**Data records**.
((
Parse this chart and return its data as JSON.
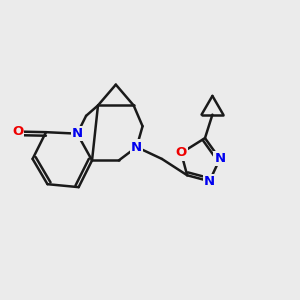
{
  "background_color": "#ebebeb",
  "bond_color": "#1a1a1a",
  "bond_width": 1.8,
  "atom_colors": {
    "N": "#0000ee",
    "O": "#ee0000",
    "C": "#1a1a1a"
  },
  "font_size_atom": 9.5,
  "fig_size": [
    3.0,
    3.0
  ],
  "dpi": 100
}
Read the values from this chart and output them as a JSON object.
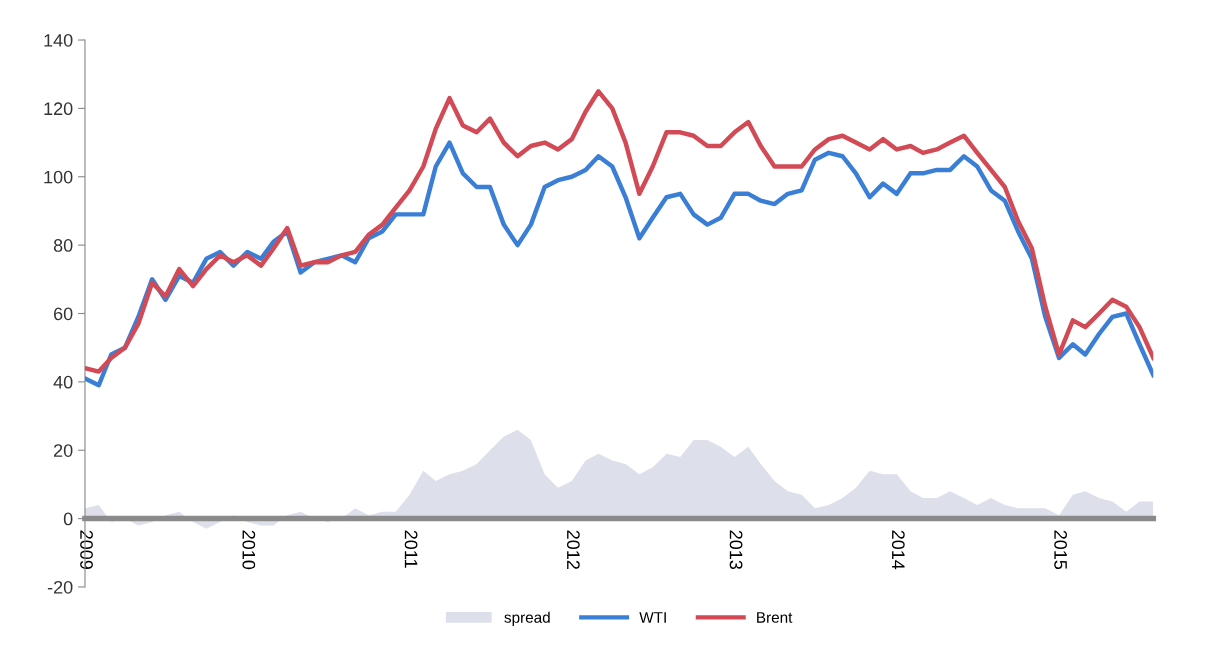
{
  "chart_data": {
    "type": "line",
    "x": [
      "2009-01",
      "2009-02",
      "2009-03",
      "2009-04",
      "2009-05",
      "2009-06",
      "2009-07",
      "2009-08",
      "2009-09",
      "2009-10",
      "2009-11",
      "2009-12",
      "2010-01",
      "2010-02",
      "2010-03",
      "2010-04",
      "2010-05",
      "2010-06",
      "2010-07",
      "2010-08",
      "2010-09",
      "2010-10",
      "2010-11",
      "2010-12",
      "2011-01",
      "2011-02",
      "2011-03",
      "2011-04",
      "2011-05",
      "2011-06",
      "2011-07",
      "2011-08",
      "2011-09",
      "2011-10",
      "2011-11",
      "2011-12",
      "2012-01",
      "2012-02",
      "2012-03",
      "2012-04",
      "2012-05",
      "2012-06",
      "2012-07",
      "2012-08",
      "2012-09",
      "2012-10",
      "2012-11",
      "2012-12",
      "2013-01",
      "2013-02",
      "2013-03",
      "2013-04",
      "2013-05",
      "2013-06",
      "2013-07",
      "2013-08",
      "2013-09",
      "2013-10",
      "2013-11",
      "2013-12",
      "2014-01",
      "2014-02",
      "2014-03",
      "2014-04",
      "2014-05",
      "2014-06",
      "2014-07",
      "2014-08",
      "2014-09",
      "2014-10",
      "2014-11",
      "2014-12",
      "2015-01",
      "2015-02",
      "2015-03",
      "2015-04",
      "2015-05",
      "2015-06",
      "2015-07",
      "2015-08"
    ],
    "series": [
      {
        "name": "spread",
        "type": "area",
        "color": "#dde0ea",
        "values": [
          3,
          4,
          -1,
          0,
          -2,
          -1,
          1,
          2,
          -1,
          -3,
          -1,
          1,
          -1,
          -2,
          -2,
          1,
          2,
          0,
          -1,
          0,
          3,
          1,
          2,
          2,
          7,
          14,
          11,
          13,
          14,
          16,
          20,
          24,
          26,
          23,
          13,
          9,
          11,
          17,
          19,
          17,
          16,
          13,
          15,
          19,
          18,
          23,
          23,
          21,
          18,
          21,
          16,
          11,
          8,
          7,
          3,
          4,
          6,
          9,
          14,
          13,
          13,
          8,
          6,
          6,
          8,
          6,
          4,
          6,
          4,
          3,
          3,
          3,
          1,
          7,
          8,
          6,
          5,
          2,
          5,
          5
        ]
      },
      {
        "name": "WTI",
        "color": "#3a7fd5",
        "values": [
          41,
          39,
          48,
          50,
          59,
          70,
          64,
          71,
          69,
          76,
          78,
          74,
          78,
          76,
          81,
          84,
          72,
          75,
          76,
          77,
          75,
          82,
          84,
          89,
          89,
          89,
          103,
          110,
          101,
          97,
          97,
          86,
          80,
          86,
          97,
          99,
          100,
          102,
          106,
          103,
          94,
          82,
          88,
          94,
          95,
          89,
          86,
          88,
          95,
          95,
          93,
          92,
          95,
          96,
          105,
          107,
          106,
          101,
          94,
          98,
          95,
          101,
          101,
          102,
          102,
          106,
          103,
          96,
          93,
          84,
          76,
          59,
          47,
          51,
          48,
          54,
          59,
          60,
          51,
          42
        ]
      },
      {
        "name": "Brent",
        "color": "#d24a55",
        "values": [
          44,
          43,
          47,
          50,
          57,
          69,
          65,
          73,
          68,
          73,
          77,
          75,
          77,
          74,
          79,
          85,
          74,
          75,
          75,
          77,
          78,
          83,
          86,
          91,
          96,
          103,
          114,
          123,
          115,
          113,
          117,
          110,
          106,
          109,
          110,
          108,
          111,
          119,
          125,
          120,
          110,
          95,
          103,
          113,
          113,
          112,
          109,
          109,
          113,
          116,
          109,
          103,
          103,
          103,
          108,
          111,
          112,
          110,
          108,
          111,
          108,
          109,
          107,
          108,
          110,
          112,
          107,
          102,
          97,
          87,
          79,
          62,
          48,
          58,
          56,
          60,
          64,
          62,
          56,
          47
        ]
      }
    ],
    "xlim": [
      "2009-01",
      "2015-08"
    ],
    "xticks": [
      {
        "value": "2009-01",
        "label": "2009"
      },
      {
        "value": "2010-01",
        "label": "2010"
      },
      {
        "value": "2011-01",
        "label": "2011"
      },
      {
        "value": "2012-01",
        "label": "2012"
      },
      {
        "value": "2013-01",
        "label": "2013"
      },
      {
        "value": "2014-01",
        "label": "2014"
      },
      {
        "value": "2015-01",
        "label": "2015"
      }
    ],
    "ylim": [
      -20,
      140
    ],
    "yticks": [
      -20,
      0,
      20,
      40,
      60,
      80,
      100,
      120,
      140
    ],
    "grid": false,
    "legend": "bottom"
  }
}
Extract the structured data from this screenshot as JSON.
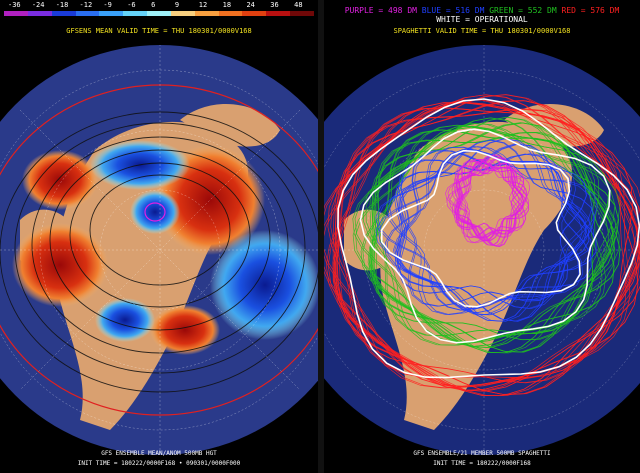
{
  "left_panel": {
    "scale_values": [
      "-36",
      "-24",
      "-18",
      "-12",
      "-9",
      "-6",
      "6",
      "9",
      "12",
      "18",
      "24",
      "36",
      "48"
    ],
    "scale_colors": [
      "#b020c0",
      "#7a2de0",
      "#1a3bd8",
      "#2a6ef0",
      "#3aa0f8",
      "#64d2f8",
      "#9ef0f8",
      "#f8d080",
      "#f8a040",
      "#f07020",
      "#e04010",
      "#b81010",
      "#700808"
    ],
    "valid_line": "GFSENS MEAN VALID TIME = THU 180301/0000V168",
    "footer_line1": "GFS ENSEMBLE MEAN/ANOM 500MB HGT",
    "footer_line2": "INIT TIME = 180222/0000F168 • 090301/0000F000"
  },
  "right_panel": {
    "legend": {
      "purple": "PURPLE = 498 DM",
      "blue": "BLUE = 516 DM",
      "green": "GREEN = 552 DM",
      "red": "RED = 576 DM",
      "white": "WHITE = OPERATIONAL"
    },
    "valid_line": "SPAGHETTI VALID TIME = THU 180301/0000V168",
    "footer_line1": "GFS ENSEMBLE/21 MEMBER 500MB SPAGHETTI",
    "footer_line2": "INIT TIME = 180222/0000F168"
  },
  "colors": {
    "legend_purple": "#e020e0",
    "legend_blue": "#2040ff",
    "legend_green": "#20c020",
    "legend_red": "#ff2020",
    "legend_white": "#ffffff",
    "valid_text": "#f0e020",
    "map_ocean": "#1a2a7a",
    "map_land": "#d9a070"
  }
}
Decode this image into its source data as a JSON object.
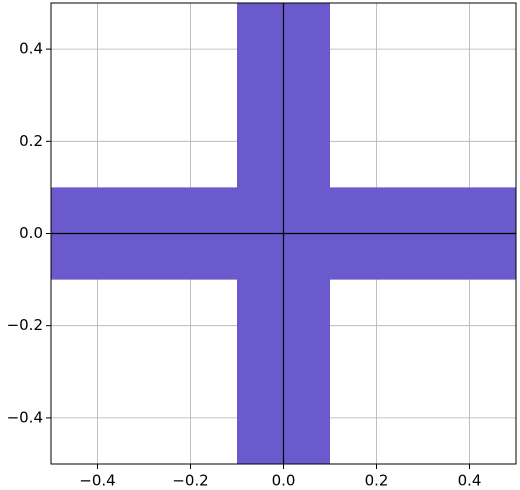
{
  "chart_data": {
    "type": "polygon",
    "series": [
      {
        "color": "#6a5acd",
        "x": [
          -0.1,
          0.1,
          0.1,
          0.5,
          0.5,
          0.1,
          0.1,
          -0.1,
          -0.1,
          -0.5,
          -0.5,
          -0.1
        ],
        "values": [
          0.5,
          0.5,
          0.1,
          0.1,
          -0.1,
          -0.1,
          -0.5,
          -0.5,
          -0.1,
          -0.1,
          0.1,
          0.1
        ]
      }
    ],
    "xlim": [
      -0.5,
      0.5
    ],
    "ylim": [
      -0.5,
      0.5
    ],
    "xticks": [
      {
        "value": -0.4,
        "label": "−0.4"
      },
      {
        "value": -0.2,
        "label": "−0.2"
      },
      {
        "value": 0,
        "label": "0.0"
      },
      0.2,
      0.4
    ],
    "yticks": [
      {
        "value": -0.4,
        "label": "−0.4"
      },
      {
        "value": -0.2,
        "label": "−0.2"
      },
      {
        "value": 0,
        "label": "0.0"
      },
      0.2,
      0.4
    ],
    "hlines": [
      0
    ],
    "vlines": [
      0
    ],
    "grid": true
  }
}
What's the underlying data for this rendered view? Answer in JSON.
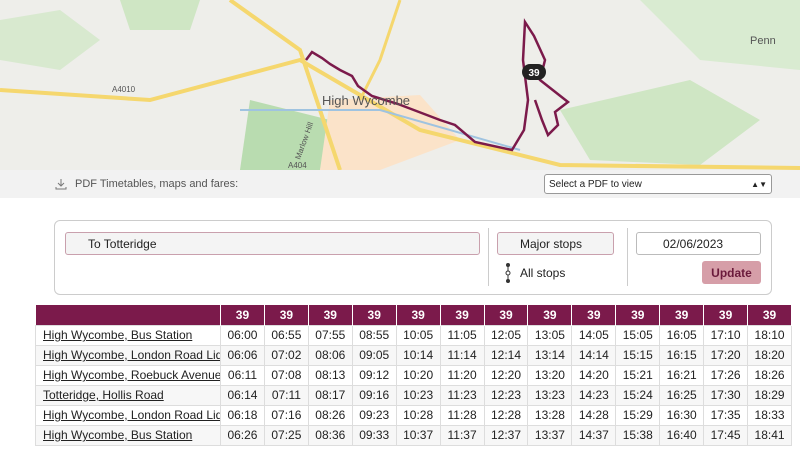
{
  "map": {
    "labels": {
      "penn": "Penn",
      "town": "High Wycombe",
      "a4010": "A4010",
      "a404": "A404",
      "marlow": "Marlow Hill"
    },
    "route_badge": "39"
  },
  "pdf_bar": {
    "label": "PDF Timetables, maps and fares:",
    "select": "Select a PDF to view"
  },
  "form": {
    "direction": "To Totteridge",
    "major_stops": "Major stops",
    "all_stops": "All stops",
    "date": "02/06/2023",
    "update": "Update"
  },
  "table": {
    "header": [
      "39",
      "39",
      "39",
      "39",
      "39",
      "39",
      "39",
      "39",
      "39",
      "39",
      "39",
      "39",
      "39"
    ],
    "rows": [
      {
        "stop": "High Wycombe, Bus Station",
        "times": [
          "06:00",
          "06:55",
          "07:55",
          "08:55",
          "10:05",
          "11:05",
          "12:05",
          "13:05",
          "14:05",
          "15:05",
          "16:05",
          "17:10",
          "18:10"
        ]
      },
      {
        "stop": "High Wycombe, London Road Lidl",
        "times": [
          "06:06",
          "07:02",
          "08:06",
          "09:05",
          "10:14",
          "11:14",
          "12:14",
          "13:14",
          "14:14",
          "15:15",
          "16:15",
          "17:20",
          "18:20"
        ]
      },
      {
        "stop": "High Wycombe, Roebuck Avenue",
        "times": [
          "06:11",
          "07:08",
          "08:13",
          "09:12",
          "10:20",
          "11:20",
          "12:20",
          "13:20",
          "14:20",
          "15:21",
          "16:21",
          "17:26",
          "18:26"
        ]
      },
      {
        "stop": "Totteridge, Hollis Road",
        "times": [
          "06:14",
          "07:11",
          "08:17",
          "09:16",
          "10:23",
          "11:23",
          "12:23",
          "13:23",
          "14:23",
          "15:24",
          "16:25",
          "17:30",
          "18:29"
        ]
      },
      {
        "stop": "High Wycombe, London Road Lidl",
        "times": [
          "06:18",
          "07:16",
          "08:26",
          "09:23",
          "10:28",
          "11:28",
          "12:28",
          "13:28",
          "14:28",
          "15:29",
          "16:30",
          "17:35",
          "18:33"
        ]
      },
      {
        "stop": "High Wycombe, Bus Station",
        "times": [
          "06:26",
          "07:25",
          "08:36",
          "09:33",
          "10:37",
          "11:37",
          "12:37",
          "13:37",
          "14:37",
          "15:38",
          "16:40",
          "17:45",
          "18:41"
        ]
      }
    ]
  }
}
))
**Task goal**. Copy each line from the data above that includes "view".

**The result**.
What's the underlying data for this rendered view? Answer in JSON.
    "select": "Select a PDF to view"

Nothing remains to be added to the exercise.